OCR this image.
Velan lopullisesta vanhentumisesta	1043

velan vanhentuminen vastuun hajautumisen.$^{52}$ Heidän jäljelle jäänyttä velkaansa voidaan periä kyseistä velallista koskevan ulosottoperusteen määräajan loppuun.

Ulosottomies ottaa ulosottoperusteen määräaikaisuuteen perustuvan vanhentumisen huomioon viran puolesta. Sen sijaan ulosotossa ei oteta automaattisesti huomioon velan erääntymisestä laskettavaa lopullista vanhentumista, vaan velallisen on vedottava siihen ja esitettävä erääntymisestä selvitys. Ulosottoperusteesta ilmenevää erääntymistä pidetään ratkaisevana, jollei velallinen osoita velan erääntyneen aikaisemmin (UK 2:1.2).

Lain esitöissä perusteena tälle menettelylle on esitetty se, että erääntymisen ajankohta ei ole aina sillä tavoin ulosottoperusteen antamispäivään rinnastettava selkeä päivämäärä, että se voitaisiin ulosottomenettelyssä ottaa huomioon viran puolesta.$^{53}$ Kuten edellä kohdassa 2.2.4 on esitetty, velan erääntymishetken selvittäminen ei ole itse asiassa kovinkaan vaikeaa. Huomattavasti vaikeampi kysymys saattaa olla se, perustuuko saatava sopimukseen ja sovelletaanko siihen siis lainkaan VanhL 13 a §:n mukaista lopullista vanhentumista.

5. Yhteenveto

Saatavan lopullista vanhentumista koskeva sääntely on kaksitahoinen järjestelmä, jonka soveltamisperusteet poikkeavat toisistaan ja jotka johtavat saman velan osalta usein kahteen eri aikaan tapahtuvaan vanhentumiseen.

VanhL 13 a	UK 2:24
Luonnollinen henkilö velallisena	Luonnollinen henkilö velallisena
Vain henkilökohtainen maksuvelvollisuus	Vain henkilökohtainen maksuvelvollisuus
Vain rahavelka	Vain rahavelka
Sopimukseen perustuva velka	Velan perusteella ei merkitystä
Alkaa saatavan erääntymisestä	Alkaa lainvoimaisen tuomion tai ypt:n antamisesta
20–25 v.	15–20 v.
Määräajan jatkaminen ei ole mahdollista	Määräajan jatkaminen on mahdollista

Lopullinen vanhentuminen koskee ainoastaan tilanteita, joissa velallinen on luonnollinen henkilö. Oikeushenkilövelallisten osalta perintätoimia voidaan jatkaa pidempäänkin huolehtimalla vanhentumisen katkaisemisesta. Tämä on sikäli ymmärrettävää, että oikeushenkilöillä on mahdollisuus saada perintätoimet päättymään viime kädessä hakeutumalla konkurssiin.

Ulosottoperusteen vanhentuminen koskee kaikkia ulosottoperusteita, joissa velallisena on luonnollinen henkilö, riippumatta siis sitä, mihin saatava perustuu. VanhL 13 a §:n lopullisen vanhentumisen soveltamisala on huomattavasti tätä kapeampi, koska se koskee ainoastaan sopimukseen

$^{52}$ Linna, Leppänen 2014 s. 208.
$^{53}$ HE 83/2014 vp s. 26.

::::

Please set down the whole listing above without altering a single line.

Response:
OCR this image.
Velan lopullisesta vanhentumisesta	1043

velan vanhentuminen vastuun hajautumisen.$^{52}$ Heidän jäljelle jäänyttä velkaansa voidaan periä kyseistä velallista koskevan ulosottoperusteen määräajan loppuun.

Ulosottomies ottaa ulosottoperusteen määräaikaisuuteen perustuvan vanhentumisen huomioon viran puolesta. Sen sijaan ulosotossa ei oteta automaattisesti huomioon velan erääntymisestä laskettavaa lopullista vanhentumista, vaan velallisen on vedottava siihen ja esitettävä erääntymisestä selvitys. Ulosottoperusteesta ilmenevää erääntymistä pidetään ratkaisevana, jollei velallinen osoita velan erääntyneen aikaisemmin (UK 2:1.2).

Lain esitöissä perusteena tälle menettelylle on esitetty se, että erääntymisen ajankohta ei ole aina sillä tavoin ulosottoperusteen antamispäivään rinnastettava selkeä päivämäärä, että se voitaisiin ulosottomenettelyssä ottaa huomioon viran puolesta.$^{53}$ Kuten edellä kohdassa 2.2.4 on esitetty, velan erääntymishetken selvittäminen ei ole itse asiassa kovinkaan vaikeaa. Huomattavasti vaikeampi kysymys saattaa olla se, perustuuko saatava sopimukseen ja sovelletaanko siihen siis lainkaan VanhL 13 a §:n mukaista lopullista vanhentumista.

5. Yhteenveto

Saatavan lopullista vanhentumista koskeva sääntely on kaksitahoinen järjestelmä, jonka soveltamisperusteet poikkeavat toisistaan ja jotka johtavat saman velan osalta usein kahteen eri aikaan tapahtuvaan vanhentumiseen.

VanhL 13 a	UK 2:24
Luonnollinen henkilö velallisena	Luonnollinen henkilö velallisena
Vain henkilökohtainen maksuvelvollisuus	Vain henkilökohtainen maksuvelvollisuus
Vain rahavelka	Vain rahavelka
Sopimukseen perustuva velka	Velan perusteella ei merkitystä
Alkaa saatavan erääntymisestä	Alkaa lainvoimaisen tuomion tai ypt:n antamisesta
20–25 v.	15–20 v.
Määräajan jatkaminen ei ole mahdollista	Määräajan jatkaminen on mahdollista

Lopullinen vanhentuminen koskee ainoastaan tilanteita, joissa velallinen on luonnollinen henkilö. Oikeushenkilövelallisten osalta perintätoimia voidaan jatkaa pidempäänkin huolehtimalla vanhentumisen katkaisemisesta. Tämä on sikäli ymmärrettävää, että oikeushenkilöillä on mahdollisuus saada perintätoimet päättymään viime kädessä hakeutumalla konkurssiin.

Ulosottoperusteen vanhentuminen koskee kaikkia ulosottoperusteita, joissa velallisena on luonnollinen henkilö, riippumatta siis sitä, mihin saatava perustuu. VanhL 13 a §:n lopullisen vanhentumisen soveltamisala on huomattavasti tätä kapeampi, koska se koskee ainoastaan sopimukseen

$^{52}$ Linna, Leppänen 2014 s. 208.
$^{53}$ HE 83/2014 vp s. 26.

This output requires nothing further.